> MATERIAL SUPPLIED

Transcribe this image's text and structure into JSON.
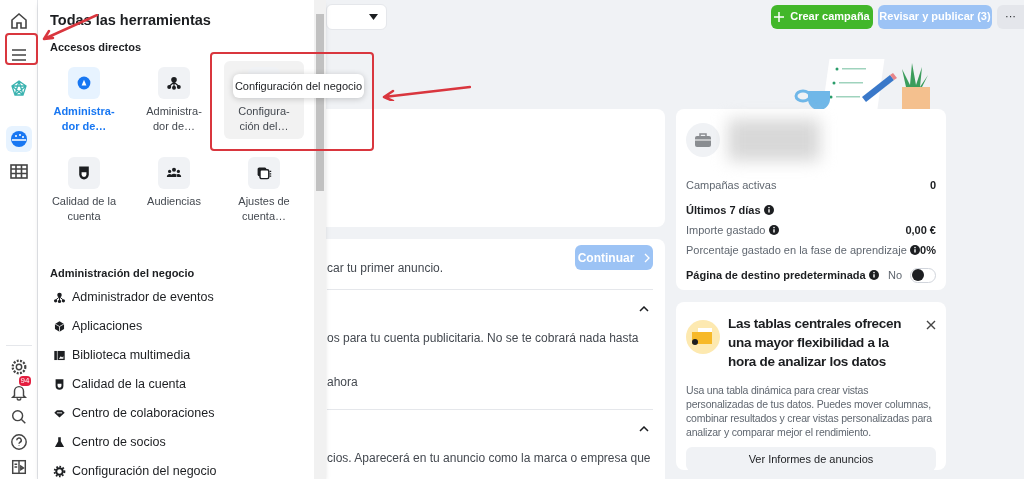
{
  "rail": {
    "items": [
      {
        "kind": "home",
        "selected": false
      },
      {
        "kind": "menu",
        "selected": false
      },
      {
        "kind": "network",
        "selected": false
      },
      {
        "kind": "gauge",
        "selected": true
      },
      {
        "kind": "table",
        "selected": false
      }
    ],
    "bottom_items": [
      {
        "kind": "settings"
      },
      {
        "kind": "bell",
        "badge": "94"
      },
      {
        "kind": "search"
      },
      {
        "kind": "help"
      },
      {
        "kind": "panel"
      }
    ]
  },
  "drawer": {
    "title": "Todas las herramientas",
    "shortcuts_heading": "Accesos directos",
    "shortcuts": [
      {
        "kind": "ads",
        "lines": [
          "Administra-",
          "dor de…"
        ],
        "selected": true,
        "hovered": false
      },
      {
        "kind": "events",
        "lines": [
          "Administra-",
          "dor de…"
        ],
        "selected": false,
        "hovered": false
      },
      {
        "lines": [
          "Configura-",
          "ción del…"
        ],
        "selected": false,
        "hovered": true
      },
      {
        "kind": "quality",
        "lines": [
          "Calidad de la",
          "cuenta"
        ],
        "selected": false,
        "hovered": false
      },
      {
        "kind": "audiences",
        "lines": [
          "Audiencias"
        ],
        "selected": false,
        "hovered": false
      },
      {
        "kind": "account",
        "lines": [
          "Ajustes de",
          "cuenta…"
        ],
        "selected": false,
        "hovered": false
      }
    ],
    "tooltip": "Configuración del negocio",
    "business_heading": "Administración del negocio",
    "business_items": [
      {
        "kind": "events",
        "label": "Administrador de eventos"
      },
      {
        "kind": "apps",
        "label": "Aplicaciones"
      },
      {
        "kind": "media",
        "label": "Biblioteca multimedia"
      },
      {
        "kind": "quality",
        "label": "Calidad de la cuenta"
      },
      {
        "kind": "collab",
        "label": "Centro de colaboraciones"
      },
      {
        "kind": "partners",
        "label": "Centro de socios"
      },
      {
        "kind": "settings",
        "label": "Configuración del negocio"
      }
    ]
  },
  "top_buttons": [
    {
      "kind": "create",
      "label": "Crear campaña",
      "disabled": false
    },
    {
      "kind": "review",
      "label": "Revisar y publicar (3)",
      "disabled": true
    },
    {
      "kind": "more",
      "label": "···",
      "disabled": false
    }
  ],
  "setup_card": {
    "intro": "car tu primer anuncio.",
    "continue_button": {
      "label": "Continuar",
      "disabled": true
    },
    "sections": [
      {
        "expanded": true,
        "lines": [
          "os para tu cuenta publicitaria. No se te cobrará nada hasta",
          "ahora"
        ]
      },
      {
        "expanded": true,
        "lines": [
          "cios. Aparecerá en tu anuncio como la marca o empresa que"
        ]
      }
    ]
  },
  "summary_card": {
    "rows": [
      {
        "kind": "stat",
        "label": "Campañas activas",
        "value": "0",
        "info": false
      },
      {
        "kind": "heading",
        "label": "Últimos 7 días",
        "info": true
      },
      {
        "kind": "stat",
        "label": "Importe gastado",
        "value": "0,00 €",
        "info": true
      },
      {
        "kind": "stat",
        "label": "Porcentaje gastado en la fase de aprendizaje",
        "value": "0%",
        "info": true
      },
      {
        "kind": "toggle",
        "label": "Página de destino predeterminada",
        "value": "No",
        "on": false,
        "info": true
      }
    ]
  },
  "tip_card": {
    "title": "Las tablas centrales ofrecen una mayor flexibilidad a la hora de analizar los datos",
    "body": "Usa una tabla dinámica para crear vistas personalizadas de tus datos. Puedes mover columnas, combinar resultados y crear vistas personalizadas para analizar y comparar mejor el rendimiento.",
    "button": "Ver Informes de anuncios"
  }
}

> INSTRUCTIONS TO FOLLOW
Reproduce the records, all of them, word for word; omit the pictures.

> COMPLETE RESPONSE
Transcribe this image's text and structure into JSON.
{
  "rail": {
    "items": [
      {
        "kind": "home",
        "selected": false
      },
      {
        "kind": "menu",
        "selected": false
      },
      {
        "kind": "network",
        "selected": false
      },
      {
        "kind": "gauge",
        "selected": true
      },
      {
        "kind": "table",
        "selected": false
      }
    ],
    "bottom_items": [
      {
        "kind": "settings"
      },
      {
        "kind": "bell",
        "badge": "94"
      },
      {
        "kind": "search"
      },
      {
        "kind": "help"
      },
      {
        "kind": "panel"
      }
    ]
  },
  "drawer": {
    "title": "Todas las herramientas",
    "shortcuts_heading": "Accesos directos",
    "shortcuts": [
      {
        "kind": "ads",
        "lines": [
          "Administra-",
          "dor de…"
        ],
        "selected": true,
        "hovered": false
      },
      {
        "kind": "events",
        "lines": [
          "Administra-",
          "dor de…"
        ],
        "selected": false,
        "hovered": false
      },
      {
        "lines": [
          "Configura-",
          "ción del…"
        ],
        "selected": false,
        "hovered": true
      },
      {
        "kind": "quality",
        "lines": [
          "Calidad de la",
          "cuenta"
        ],
        "selected": false,
        "hovered": false
      },
      {
        "kind": "audiences",
        "lines": [
          "Audiencias"
        ],
        "selected": false,
        "hovered": false
      },
      {
        "kind": "account",
        "lines": [
          "Ajustes de",
          "cuenta…"
        ],
        "selected": false,
        "hovered": false
      }
    ],
    "tooltip": "Configuración del negocio",
    "business_heading": "Administración del negocio",
    "business_items": [
      {
        "kind": "events",
        "label": "Administrador de eventos"
      },
      {
        "kind": "apps",
        "label": "Aplicaciones"
      },
      {
        "kind": "media",
        "label": "Biblioteca multimedia"
      },
      {
        "kind": "quality",
        "label": "Calidad de la cuenta"
      },
      {
        "kind": "collab",
        "label": "Centro de colaboraciones"
      },
      {
        "kind": "partners",
        "label": "Centro de socios"
      },
      {
        "kind": "settings",
        "label": "Configuración del negocio"
      }
    ]
  },
  "top_buttons": [
    {
      "kind": "create",
      "label": "Crear campaña",
      "disabled": false
    },
    {
      "kind": "review",
      "label": "Revisar y publicar (3)",
      "disabled": true
    },
    {
      "kind": "more",
      "label": "···",
      "disabled": false
    }
  ],
  "setup_card": {
    "intro": "car tu primer anuncio.",
    "continue_button": {
      "label": "Continuar",
      "disabled": true
    },
    "sections": [
      {
        "expanded": true,
        "lines": [
          "os para tu cuenta publicitaria. No se te cobrará nada hasta",
          "ahora"
        ]
      },
      {
        "expanded": true,
        "lines": [
          "cios. Aparecerá en tu anuncio como la marca o empresa que"
        ]
      }
    ]
  },
  "summary_card": {
    "rows": [
      {
        "kind": "stat",
        "label": "Campañas activas",
        "value": "0",
        "info": false
      },
      {
        "kind": "heading",
        "label": "Últimos 7 días",
        "info": true
      },
      {
        "kind": "stat",
        "label": "Importe gastado",
        "value": "0,00 €",
        "info": true
      },
      {
        "kind": "stat",
        "label": "Porcentaje gastado en la fase de aprendizaje",
        "value": "0%",
        "info": true
      },
      {
        "kind": "toggle",
        "label": "Página de destino predeterminada",
        "value": "No",
        "on": false,
        "info": true
      }
    ]
  },
  "tip_card": {
    "title": "Las tablas centrales ofrecen una mayor flexibilidad a la hora de analizar los datos",
    "body": "Usa una tabla dinámica para crear vistas personalizadas de tus datos. Puedes mover columnas, combinar resultados y crear vistas personalizadas para analizar y comparar mejor el rendimiento.",
    "button": "Ver Informes de anuncios"
  }
}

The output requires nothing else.